• Source extract:
** Begin **
In an embodiment, the content server 104 may further host a web application, which may accessed by the user-computing device 102. In an embodiment, the web application may act as an interface for the user-computing device 102 to access the one or more content items. The web application may include a search interface that may be used by the user of the user-computing device 102 to input one or more search queries in order to retrieve the first content. In an embodiment, the content server 104 may utilize the one or more search queries (received from the user) to retrieve the first content.

The content server 104 may receive the segment of the first content from the user-computing device 102. Thereafter, the content server 104 may determine one or more features of the segment of the first content. The content server 104 may utilize the one or more features as the search string, to retrieve one or more second content from the content repository database 106. The one or more second content are recommended to the user through the user-computing device 102.
** End **
• Stored rows:
** Begin **
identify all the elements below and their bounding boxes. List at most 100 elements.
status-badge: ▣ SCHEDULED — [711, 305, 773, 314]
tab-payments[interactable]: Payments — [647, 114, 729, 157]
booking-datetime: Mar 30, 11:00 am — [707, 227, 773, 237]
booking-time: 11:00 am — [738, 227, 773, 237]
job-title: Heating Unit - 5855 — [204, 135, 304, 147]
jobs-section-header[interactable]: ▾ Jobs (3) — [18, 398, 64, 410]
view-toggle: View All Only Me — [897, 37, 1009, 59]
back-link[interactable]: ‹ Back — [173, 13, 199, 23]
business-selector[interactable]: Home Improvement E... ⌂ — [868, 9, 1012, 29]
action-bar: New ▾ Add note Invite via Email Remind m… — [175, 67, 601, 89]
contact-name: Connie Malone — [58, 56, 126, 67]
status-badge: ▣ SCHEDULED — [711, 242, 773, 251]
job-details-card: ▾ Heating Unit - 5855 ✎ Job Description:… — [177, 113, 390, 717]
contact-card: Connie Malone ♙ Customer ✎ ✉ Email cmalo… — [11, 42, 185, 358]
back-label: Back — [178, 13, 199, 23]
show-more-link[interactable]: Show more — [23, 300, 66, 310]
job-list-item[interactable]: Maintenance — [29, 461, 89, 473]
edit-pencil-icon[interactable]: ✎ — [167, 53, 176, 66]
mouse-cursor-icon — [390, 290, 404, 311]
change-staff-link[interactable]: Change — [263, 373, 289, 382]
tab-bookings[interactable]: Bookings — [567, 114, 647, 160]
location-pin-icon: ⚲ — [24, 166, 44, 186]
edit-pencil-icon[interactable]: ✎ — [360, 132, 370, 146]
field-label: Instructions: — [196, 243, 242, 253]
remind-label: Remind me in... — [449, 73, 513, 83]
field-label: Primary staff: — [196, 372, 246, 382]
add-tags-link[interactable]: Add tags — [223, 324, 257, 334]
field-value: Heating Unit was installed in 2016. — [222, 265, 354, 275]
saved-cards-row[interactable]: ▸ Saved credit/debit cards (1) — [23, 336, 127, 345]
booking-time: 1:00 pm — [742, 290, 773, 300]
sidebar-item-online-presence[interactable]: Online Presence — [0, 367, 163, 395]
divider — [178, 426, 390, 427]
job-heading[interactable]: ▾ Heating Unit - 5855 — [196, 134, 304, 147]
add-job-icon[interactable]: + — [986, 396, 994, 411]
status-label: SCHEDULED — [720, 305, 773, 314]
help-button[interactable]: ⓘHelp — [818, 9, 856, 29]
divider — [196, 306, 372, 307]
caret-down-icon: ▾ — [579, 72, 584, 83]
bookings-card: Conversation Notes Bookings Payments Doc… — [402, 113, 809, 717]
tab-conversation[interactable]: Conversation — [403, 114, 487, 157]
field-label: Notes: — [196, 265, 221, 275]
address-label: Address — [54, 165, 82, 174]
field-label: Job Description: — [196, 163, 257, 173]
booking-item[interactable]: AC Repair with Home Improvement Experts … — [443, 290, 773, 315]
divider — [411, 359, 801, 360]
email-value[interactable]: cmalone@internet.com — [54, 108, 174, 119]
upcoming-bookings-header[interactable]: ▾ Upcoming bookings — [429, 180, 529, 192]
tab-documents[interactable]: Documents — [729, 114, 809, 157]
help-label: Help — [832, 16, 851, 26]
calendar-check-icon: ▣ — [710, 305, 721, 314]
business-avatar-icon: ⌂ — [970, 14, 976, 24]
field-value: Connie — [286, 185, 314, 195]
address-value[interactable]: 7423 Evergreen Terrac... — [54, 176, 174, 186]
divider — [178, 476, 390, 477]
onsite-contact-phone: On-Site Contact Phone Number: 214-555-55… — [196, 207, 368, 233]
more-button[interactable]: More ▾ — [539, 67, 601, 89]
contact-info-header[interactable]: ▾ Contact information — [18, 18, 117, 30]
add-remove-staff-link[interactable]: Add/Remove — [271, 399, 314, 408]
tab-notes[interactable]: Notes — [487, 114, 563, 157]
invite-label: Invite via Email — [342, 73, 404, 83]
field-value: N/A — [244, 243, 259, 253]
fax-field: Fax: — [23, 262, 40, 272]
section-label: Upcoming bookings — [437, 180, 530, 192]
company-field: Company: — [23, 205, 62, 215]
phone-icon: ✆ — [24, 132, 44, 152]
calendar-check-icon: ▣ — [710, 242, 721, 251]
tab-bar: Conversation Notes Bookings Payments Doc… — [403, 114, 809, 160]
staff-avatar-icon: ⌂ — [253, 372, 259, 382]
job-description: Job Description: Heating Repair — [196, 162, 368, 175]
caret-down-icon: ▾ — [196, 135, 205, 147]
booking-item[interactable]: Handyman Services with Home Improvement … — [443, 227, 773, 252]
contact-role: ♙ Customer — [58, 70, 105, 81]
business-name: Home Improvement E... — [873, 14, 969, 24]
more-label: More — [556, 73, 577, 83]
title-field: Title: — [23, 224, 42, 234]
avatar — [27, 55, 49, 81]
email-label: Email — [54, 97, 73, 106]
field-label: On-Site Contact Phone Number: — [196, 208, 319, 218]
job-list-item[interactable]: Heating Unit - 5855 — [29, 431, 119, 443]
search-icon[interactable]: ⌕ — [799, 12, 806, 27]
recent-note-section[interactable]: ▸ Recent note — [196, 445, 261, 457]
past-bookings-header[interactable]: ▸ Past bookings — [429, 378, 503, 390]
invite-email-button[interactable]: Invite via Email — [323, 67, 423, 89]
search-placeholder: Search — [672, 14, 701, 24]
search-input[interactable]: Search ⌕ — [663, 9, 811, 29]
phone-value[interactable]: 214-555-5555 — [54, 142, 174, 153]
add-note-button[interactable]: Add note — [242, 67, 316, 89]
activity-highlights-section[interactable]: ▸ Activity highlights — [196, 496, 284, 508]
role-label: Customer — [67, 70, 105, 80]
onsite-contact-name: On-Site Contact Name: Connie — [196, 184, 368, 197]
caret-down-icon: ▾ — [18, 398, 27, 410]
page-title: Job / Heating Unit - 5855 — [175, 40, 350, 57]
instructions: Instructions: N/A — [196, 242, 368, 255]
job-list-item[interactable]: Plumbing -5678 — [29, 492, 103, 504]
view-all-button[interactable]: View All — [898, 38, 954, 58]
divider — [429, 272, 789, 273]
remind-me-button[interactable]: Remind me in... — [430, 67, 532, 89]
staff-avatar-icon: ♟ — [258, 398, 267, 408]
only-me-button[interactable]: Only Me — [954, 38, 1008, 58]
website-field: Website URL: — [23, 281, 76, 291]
** End **
• Tasks for this exercise:
• 1. According to the content server passage, what does the content server 104 use as the search string to retrieve the one or more second content?
• 2. Write out, word for word, the part of the content server passage that opens with the words containing "The content server 104 may receive" and closes with "through the user-computing device 102.".

• Answers to the tasks:
• 1. The one or more features of the segment of the first content.

• 2.
The content server 104 may receive the segment of the first content from the user-computing device 102. Thereafter, the content server 104 may determine one or more features of the segment of the first content. The content server 104 may utilize the one or more features as the search string, to retrieve one or more second content from the content repository database 106. The one or more second content are recommended to the user through the user-computing device 102.